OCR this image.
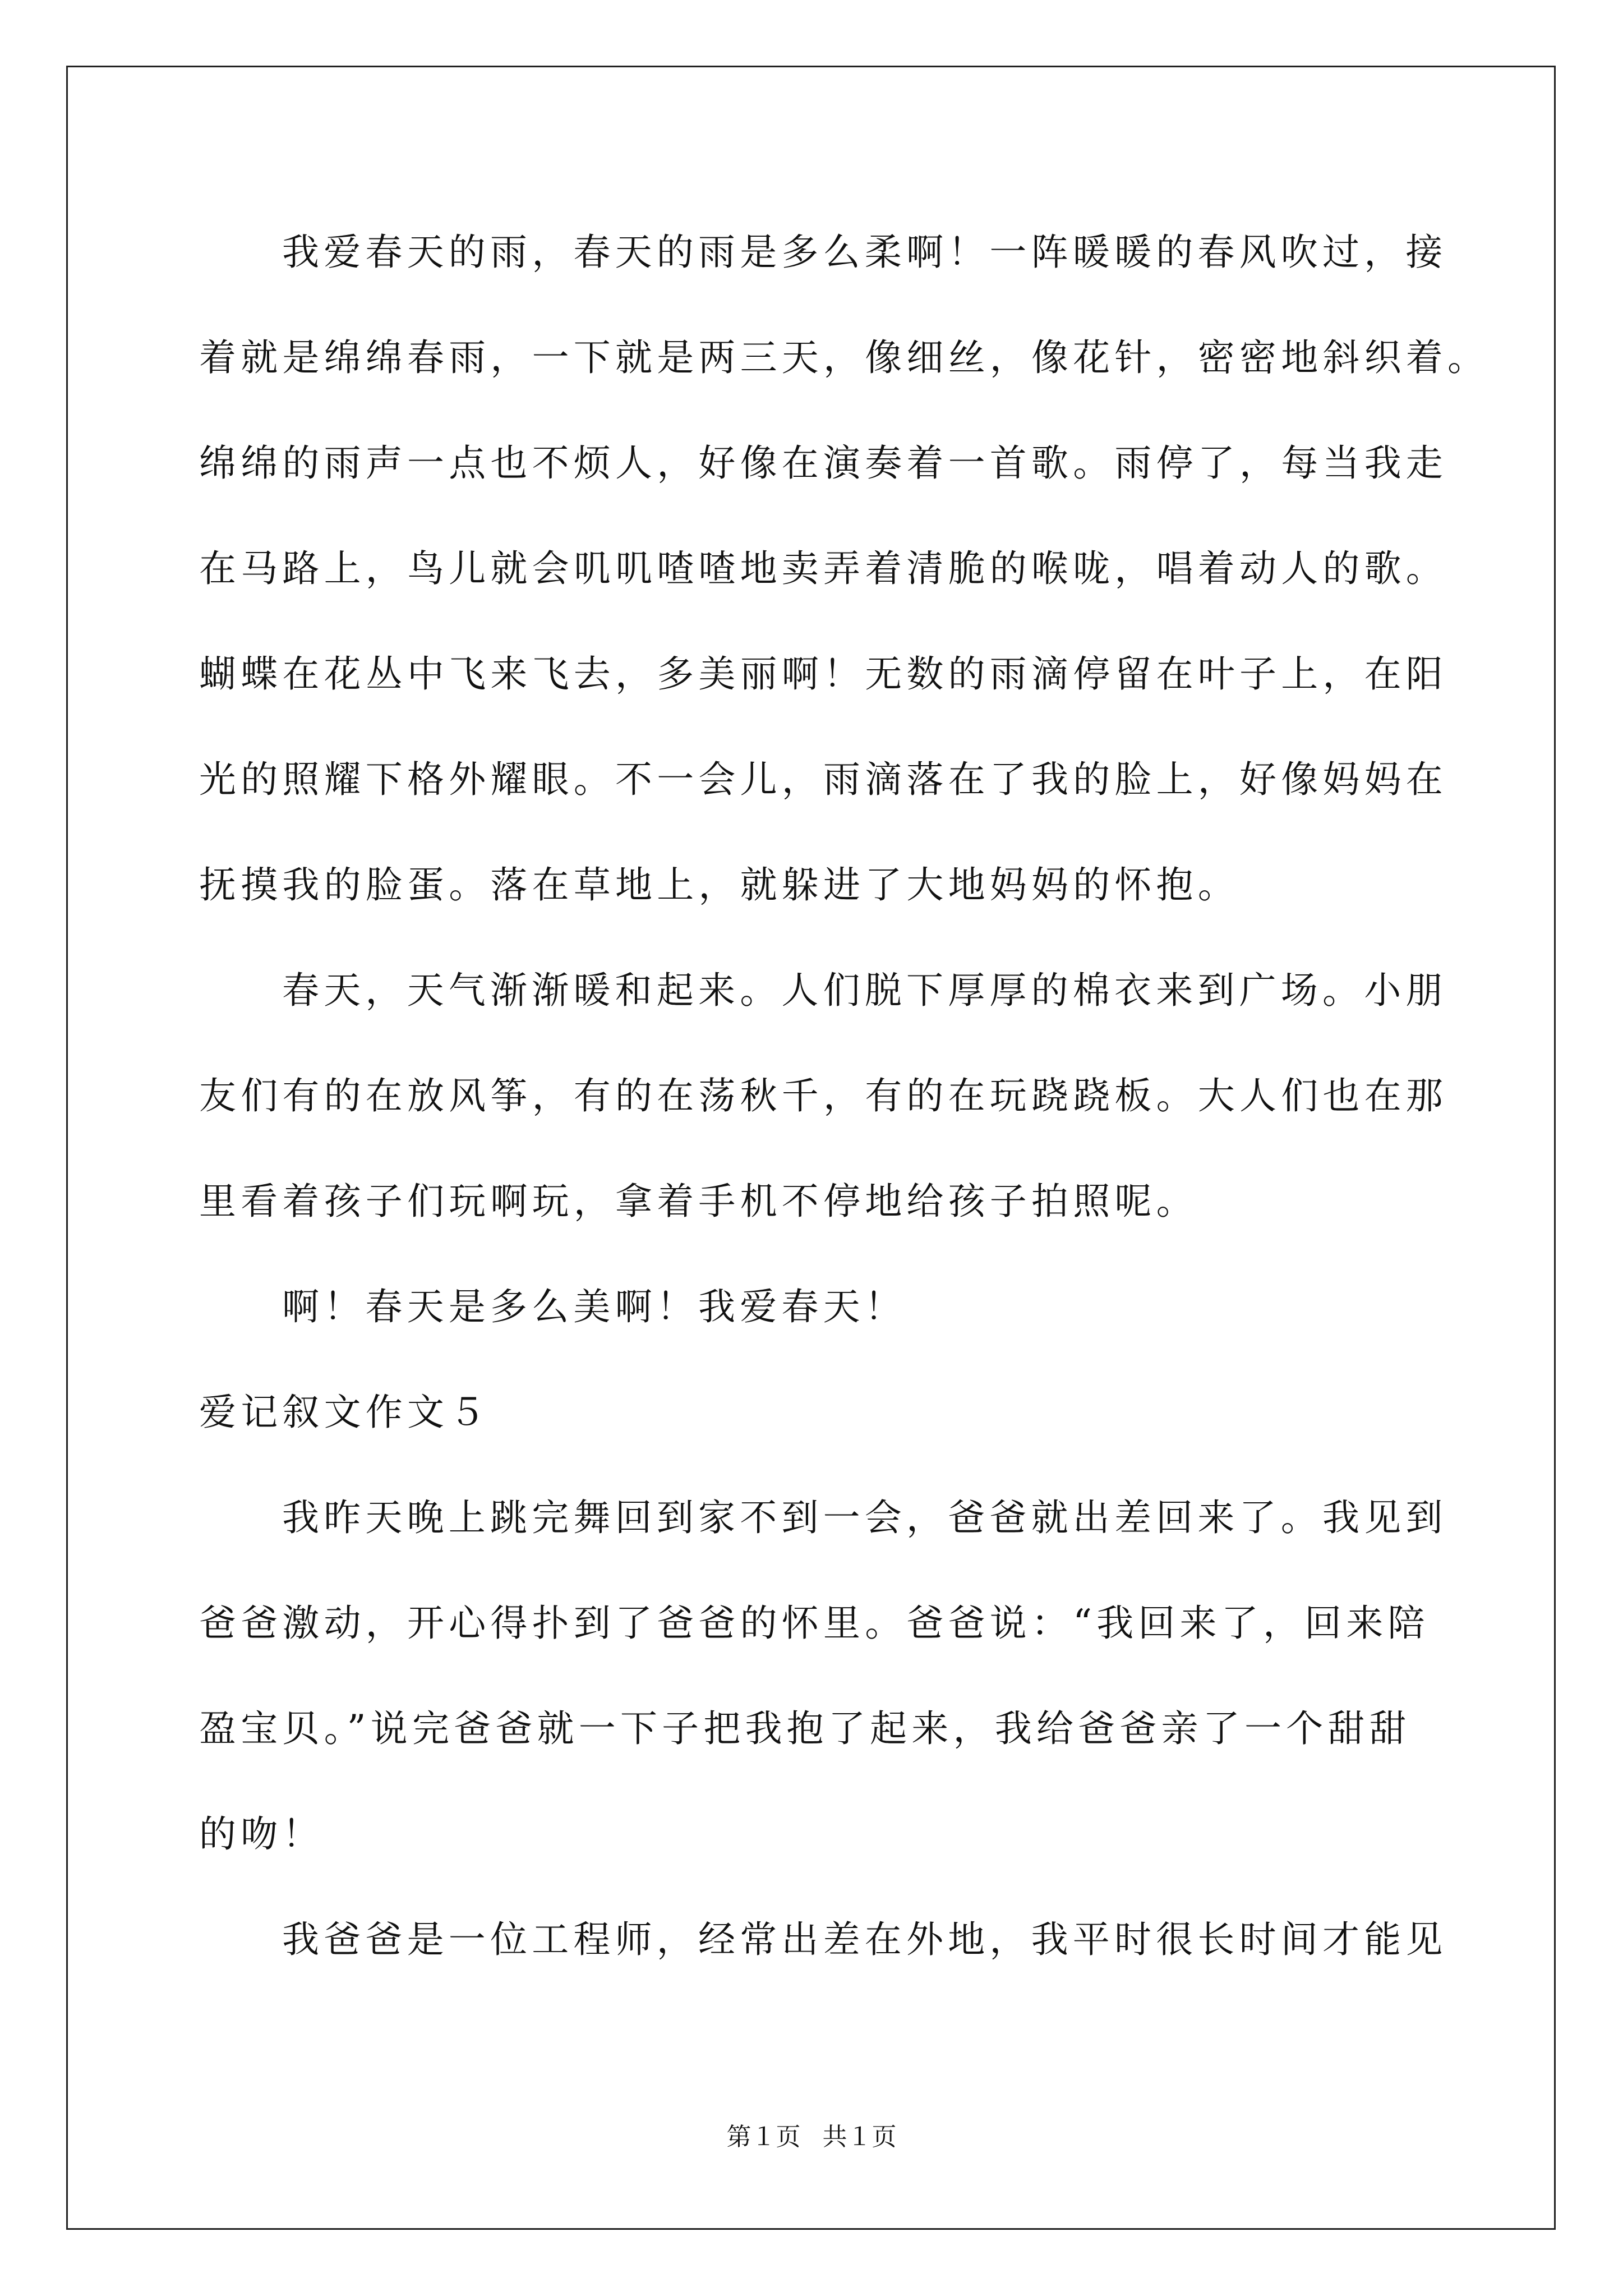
我爱春天的雨，春天的雨是多么柔啊！一阵暖暖的春风吹过，接
着就是绵绵春雨，一下就是两三天，像细丝，像花针，密密地斜织着。
绵绵的雨声一点也不烦人，好像在演奏着一首歌。雨停了，每当我走
在马路上，鸟儿就会叽叽喳喳地卖弄着清脆的喉咙，唱着动人的歌。
蝴蝶在花丛中飞来飞去，多美丽啊！无数的雨滴停留在叶子上，在阳
光的照耀下格外耀眼。不一会儿，雨滴落在了我的脸上，好像妈妈在
抚摸我的脸蛋。落在草地上，就躲进了大地妈妈的怀抱。
春天，天气渐渐暖和起来。人们脱下厚厚的棉衣来到广场。小朋
友们有的在放风筝，有的在荡秋千，有的在玩跷跷板。大人们也在那
里看着孩子们玩啊玩，拿着手机不停地给孩子拍照呢。
啊！春天是多么美啊！我爱春天！
爱记叙文作文５
我昨天晚上跳完舞回到家不到一会，爸爸就出差回来了。我见到
爸爸激动，开心得扑到了爸爸的怀里。爸爸说：“我回来了，回来陪
盈宝贝。”说完爸爸就一下子把我抱了起来，我给爸爸亲了一个甜甜
的吻！
我爸爸是一位工程师，经常出差在外地，我平时很长时间才能见
第１页 共１页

▶ What to do
Strip out the images, then output the records above word for word.

▶ The output
OCR this image.
我爱春天的雨，春天的雨是多么柔啊！一阵暖暖的春风吹过，接
着就是绵绵春雨，一下就是两三天，像细丝，像花针，密密地斜织着。
绵绵的雨声一点也不烦人，好像在演奏着一首歌。雨停了，每当我走
在马路上，鸟儿就会叽叽喳喳地卖弄着清脆的喉咙，唱着动人的歌。
蝴蝶在花丛中飞来飞去，多美丽啊！无数的雨滴停留在叶子上，在阳
光的照耀下格外耀眼。不一会儿，雨滴落在了我的脸上，好像妈妈在
抚摸我的脸蛋。落在草地上，就躲进了大地妈妈的怀抱。
春天，天气渐渐暖和起来。人们脱下厚厚的棉衣来到广场。小朋
友们有的在放风筝，有的在荡秋千，有的在玩跷跷板。大人们也在那
里看着孩子们玩啊玩，拿着手机不停地给孩子拍照呢。
啊！春天是多么美啊！我爱春天！
爱记叙文作文５
我昨天晚上跳完舞回到家不到一会，爸爸就出差回来了。我见到
爸爸激动，开心得扑到了爸爸的怀里。爸爸说：“我回来了，回来陪
盈宝贝。”说完爸爸就一下子把我抱了起来，我给爸爸亲了一个甜甜
的吻！
我爸爸是一位工程师，经常出差在外地，我平时很长时间才能见
第１页 共１页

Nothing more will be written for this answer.